-- Start Text --
Monday, September 5, 2011

Ludwig Van Beethoven Love Letter: Immortal Beloved


This post is a follow-up to the previous publication on some interesting facts from Ludwig Van Beethoven life. One of the reader of this blog sent inquiry related to the noted mysterious fact from the Beethoven biography, related to his love letter written to unknown addressee, Immortal Beloved. While there is no definite answer from historians, who this woman was, I would like to give some insights on the topic.

Immortal Beloved Letters

The Immortal Beloved (German Unsterbliche Geliebte) is the mysterious addressee of a love letter which composer Ludwig van Beethoven wrote on 6-7 July, 1812 in Teplitz. The apparently unsent letter was in found in the composer's estate after his death, after which it remained in the hands of Anton Schindler until his death, was subsequently willed to his sister, and was sold by her in 1880 to the Berlin State Library, where it remains today. The letter is written in pencil and consists of three parts.
-- End Text --
-- Start Stored records --
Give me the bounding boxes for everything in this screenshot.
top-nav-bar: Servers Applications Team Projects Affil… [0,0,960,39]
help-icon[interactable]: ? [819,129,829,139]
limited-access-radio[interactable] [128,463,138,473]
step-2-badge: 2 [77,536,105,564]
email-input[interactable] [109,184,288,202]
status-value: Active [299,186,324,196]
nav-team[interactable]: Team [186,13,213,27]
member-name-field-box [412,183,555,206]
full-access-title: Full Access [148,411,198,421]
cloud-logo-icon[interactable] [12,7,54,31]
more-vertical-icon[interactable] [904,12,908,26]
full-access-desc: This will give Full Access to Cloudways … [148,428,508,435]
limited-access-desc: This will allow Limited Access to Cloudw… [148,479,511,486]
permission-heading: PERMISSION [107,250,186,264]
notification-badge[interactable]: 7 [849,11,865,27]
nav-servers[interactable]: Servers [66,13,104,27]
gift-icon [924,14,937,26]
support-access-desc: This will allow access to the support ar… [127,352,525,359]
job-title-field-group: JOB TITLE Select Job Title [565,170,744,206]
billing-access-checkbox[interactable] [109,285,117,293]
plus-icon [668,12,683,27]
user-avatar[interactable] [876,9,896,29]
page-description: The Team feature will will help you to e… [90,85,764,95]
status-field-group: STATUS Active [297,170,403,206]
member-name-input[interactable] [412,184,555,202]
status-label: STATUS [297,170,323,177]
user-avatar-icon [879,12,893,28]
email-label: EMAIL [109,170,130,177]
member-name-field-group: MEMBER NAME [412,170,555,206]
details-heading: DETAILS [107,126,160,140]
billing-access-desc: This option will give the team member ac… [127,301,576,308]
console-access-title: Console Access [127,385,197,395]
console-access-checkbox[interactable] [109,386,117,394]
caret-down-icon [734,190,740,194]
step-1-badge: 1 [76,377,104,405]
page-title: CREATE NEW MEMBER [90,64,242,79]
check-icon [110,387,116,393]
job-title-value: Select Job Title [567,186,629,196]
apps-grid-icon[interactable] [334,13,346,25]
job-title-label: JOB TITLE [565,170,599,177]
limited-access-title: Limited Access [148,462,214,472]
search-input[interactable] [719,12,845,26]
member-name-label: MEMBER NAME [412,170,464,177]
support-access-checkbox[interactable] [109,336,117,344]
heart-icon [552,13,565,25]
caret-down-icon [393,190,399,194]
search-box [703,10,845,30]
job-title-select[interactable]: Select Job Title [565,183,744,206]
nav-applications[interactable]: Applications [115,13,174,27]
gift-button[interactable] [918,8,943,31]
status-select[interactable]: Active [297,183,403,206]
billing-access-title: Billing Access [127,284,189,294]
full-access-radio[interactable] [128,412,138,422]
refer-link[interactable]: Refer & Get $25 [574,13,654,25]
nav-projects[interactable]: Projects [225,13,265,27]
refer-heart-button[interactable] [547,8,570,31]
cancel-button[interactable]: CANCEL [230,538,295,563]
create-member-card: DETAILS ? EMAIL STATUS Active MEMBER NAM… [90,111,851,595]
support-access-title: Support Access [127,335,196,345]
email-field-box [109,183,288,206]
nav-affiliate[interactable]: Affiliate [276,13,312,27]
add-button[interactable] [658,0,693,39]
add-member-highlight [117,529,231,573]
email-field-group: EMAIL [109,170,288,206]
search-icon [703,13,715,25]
-- End Stored records --
#### [Task to complete]
Continue the text about Beethoven's Immortal Beloved letter from the point where it stops.

#### [Answer to this exercise]
The sole documentary evidence for the "Immortal Beloved" is a soul-searching and impassioned letter Beethoven wrote in the Bohemian spa of Teplitz on 6/7 July 1812 (though the year and place are not given) addressed to an unnamed woman whom he must have met on 3 July 1812 in Prague. The wording of the letter suggests an existing love relationship of long standing. Since Beethoven did not specify a year, nor a location, an exact dating of the letter and identification of the addressee was speculative until the 1950's, when an analysis of the paper's watermark yielded the year, and by extension the place. Scholars have since this time been divided on the intended recipient of the Immortal Beloved letter. The two candidates favored most by contemporary scholars are Antonie Brentano and Josephine Brunsvik. Other candidates who have been conjectured, with various degrees of mainstream scholarly support, are Julie ("Giulietta") Guicciardi, Thérèse von Brunswick, Anna-Marie Erdödy, and Bettina Brentano, among several others.

The 1994 film Immortal Beloved has a fictional plot centered on the mystery of who the letter was addressed to, ultimately declaring Beethoven's lover to be his sister-in-law Johanna van Beethoven.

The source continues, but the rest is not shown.